Saved data entries:
····················
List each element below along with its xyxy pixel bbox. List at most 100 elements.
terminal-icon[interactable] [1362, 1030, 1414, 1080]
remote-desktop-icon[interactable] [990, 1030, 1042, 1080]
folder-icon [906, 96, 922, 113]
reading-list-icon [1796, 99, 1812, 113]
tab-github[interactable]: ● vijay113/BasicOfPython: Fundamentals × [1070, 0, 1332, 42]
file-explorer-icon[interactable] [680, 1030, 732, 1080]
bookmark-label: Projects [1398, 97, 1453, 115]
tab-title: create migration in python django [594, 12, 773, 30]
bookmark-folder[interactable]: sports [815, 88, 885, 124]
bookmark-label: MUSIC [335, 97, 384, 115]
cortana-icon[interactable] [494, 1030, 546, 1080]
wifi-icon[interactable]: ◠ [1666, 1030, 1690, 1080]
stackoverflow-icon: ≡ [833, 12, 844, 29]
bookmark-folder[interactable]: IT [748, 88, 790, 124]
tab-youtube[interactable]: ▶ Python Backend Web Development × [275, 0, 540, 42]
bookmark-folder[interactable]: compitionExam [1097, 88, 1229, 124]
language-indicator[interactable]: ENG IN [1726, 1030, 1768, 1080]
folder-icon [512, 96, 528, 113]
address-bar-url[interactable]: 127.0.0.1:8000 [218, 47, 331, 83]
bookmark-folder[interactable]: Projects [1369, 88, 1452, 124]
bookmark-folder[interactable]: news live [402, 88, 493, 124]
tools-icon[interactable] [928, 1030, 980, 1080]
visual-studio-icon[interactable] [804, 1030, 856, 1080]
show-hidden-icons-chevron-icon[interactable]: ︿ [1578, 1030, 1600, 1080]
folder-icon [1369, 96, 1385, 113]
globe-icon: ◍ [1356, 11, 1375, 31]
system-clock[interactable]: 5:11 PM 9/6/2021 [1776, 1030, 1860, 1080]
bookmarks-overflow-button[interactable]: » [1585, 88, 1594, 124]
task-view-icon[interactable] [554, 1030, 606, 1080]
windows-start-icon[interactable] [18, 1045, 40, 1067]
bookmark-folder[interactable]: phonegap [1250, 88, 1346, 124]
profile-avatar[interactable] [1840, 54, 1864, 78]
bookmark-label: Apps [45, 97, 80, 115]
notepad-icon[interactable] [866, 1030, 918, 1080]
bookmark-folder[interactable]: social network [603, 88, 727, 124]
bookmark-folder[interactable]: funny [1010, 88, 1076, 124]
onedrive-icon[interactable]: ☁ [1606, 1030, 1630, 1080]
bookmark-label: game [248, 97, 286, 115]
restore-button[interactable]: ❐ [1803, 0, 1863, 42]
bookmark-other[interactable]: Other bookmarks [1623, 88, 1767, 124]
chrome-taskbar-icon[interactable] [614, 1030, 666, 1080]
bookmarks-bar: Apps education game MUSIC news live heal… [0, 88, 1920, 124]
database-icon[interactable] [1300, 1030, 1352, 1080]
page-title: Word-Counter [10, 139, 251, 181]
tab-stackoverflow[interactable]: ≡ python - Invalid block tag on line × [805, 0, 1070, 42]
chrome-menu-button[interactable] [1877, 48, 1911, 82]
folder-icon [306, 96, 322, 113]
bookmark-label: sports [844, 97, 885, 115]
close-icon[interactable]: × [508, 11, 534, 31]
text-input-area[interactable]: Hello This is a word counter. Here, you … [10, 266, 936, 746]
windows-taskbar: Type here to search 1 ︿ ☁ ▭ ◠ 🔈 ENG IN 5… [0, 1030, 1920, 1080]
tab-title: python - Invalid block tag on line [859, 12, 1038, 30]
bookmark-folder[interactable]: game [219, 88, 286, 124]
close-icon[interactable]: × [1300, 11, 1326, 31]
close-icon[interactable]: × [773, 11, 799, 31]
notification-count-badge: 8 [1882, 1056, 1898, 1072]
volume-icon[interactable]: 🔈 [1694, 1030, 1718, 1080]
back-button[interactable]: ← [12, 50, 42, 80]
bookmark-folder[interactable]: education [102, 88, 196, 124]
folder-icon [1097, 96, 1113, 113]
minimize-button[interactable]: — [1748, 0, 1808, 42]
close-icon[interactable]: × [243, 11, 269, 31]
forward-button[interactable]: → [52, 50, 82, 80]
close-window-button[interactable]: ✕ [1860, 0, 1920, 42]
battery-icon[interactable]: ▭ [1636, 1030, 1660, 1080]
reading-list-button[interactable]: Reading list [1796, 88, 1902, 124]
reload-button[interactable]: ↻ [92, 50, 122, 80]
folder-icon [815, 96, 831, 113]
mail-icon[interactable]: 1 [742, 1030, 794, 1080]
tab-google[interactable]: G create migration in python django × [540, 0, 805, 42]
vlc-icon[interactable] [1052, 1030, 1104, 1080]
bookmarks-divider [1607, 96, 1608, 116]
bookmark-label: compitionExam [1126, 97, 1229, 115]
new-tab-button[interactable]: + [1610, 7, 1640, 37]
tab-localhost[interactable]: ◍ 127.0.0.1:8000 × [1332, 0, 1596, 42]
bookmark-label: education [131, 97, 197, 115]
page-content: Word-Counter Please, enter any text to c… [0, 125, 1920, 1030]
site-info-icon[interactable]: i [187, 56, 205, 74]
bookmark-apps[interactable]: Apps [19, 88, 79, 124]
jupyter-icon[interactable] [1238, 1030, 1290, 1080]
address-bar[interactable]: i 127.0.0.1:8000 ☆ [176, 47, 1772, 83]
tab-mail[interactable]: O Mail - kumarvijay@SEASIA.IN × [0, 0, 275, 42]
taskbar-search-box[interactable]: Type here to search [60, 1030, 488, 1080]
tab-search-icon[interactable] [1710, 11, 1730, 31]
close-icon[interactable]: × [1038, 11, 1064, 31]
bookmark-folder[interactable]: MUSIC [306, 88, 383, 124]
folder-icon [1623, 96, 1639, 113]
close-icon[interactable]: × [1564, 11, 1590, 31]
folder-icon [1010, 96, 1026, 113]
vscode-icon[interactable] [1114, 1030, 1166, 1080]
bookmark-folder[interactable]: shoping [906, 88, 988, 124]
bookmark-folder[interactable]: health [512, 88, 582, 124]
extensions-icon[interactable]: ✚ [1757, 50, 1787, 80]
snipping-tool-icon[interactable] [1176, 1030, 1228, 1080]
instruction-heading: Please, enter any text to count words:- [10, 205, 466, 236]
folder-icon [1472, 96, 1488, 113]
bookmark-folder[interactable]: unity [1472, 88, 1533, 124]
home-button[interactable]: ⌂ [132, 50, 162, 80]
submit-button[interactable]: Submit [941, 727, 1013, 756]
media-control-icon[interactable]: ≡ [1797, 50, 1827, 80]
····················
:: What is asked ::
Pick out every line in the data above that contains the string "windows". Case matters.

:: Solution for this task ::
windows-start-icon[interactable] [18, 1045, 40, 1067]
windows-taskbar: Type here to search 1 ︿ ☁ ▭ ◠ 🔈 ENG IN 5… [0, 1030, 1920, 1080]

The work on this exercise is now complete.